Start of RECORDS FOR THE TASK

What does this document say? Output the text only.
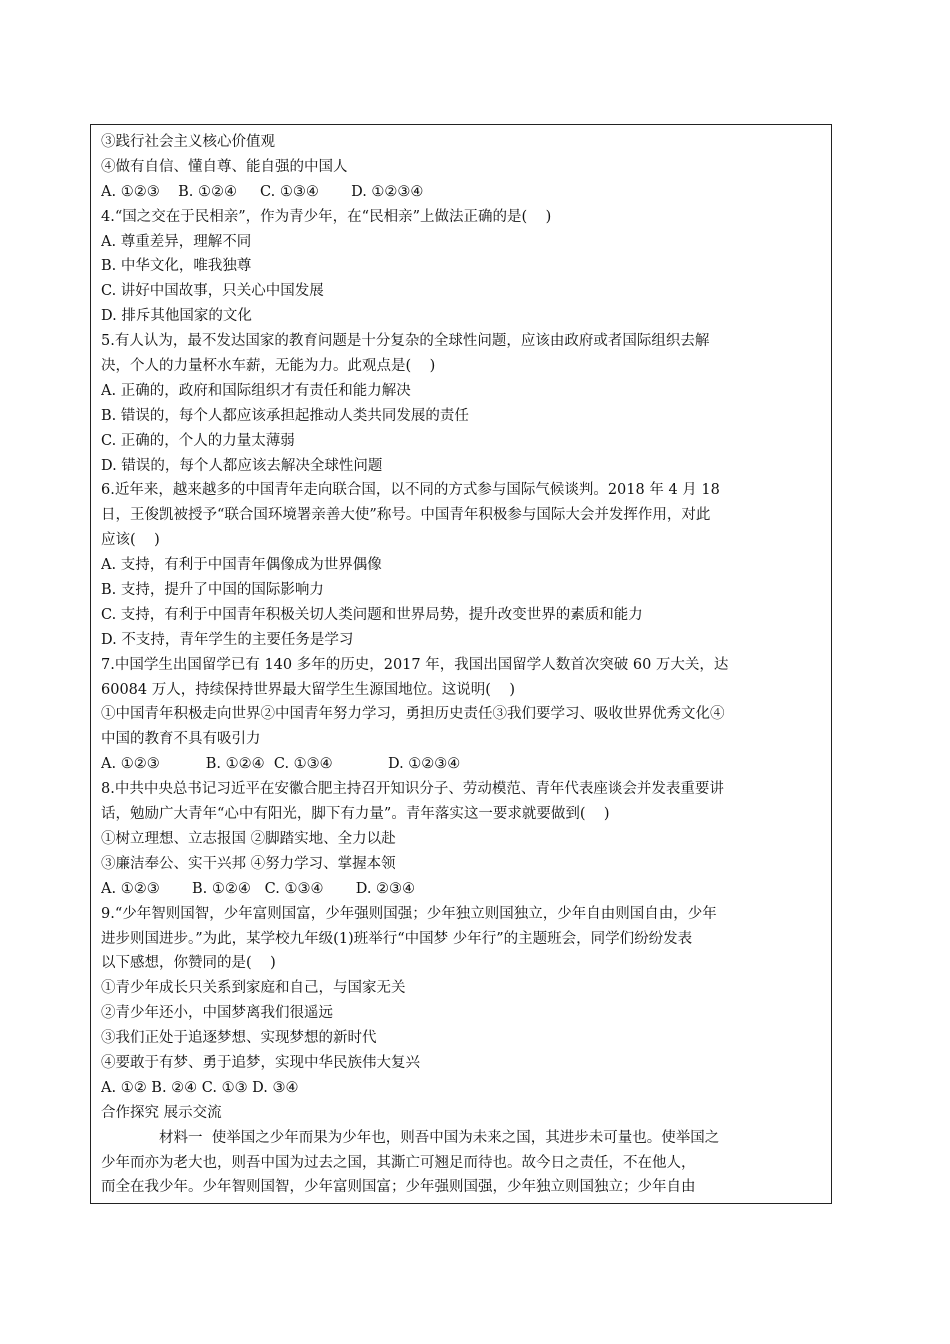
③践行社会主义核心价值观
④做有自信、懂自尊、能自强的中国人
A. ①②③    B. ①②④     C. ①③④       D. ①②③④
4.“国之交在于民相亲”，作为青少年，在“民相亲”上做法正确的是(    )
A. 尊重差异，理解不同
B. 中华文化，唯我独尊
C. 讲好中国故事，只关心中国发展
D. 排斥其他国家的文化
5.有人认为，最不发达国家的教育问题是十分复杂的全球性问题，应该由政府或者国际组织去解
决，个人的力量杯水车薪，无能为力。此观点是(    )
A. 正确的，政府和国际组织才有责任和能力解决
B. 错误的，每个人都应该承担起推动人类共同发展的责任
C. 正确的，个人的力量太薄弱
D. 错误的，每个人都应该去解决全球性问题
6.近年来，越来越多的中国青年走向联合国，以不同的方式参与国际气候谈判。2018 年 4 月 18
日，王俊凯被授予“联合国环境署亲善大使”称号。中国青年积极参与国际大会并发挥作用，对此
应该(    )
A. 支持，有利于中国青年偶像成为世界偶像
B. 支持，提升了中国的国际影响力
C. 支持，有利于中国青年积极关切人类问题和世界局势，提升改变世界的素质和能力
D. 不支持，青年学生的主要任务是学习
7.中国学生出国留学已有 140 多年的历史，2017 年，我国出国留学人数首次突破 60 万大关，达
60084 万人，持续保持世界最大留学生生源国地位。这说明(    )
①中国青年积极走向世界②中国青年努力学习，勇担历史责任③我们要学习、吸收世界优秀文化④
中国的教育不具有吸引力
A. ①②③          B. ①②④  C. ①③④            D. ①②③④
8.中共中央总书记习近平在安徽合肥主持召开知识分子、劳动模范、青年代表座谈会并发表重要讲
话，勉励广大青年“心中有阳光，脚下有力量”。青年落实这一要求就要做到(    )
①树立理想、立志报国 ②脚踏实地、全力以赴
③廉洁奉公、实干兴邦 ④努力学习、掌握本领
A. ①②③       B. ①②④   C. ①③④       D. ②③④
9.“少年智则国智，少年富则国富，少年强则国强；少年独立则国独立，少年自由则国自由，少年
进步则国进步。”为此，某学校九年级(1)班举行“中国梦 少年行”的主题班会，同学们纷纷发表
以下感想，你赞同的是(    )
①青少年成长只关系到家庭和自己，与国家无关
②青少年还小，中国梦离我们很遥远
③我们正处于追逐梦想、实现梦想的新时代
④要敢于有梦、勇于追梦，实现中华民族伟大复兴
A. ①② B. ②④ C. ①③ D. ③④
合作探究 展示交流
材料一  使举国之少年而果为少年也，则吾中国为未来之国，其进步未可量也。使举国之
少年而亦为老大也，则吾中国为过去之国，其澌亡可翘足而待也。故今日之责任，不在他人，
而全在我少年。少年智则国智，少年富则国富；少年强则国强，少年独立则国独立；少年自由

End of RECORDS FOR THE TASK

◆ **YOUR INSTRUCTIONS**:
Your task is to list each line of the records with the word "少年强则国强".

◆ **SOLVED EXERCISE**:
9.“少年智则国智，少年富则国富，少年强则国强；少年独立则国独立，少年自由则国自由，少年
而全在我少年。少年智则国智，少年富则国富；少年强则国强，少年独立则国独立；少年自由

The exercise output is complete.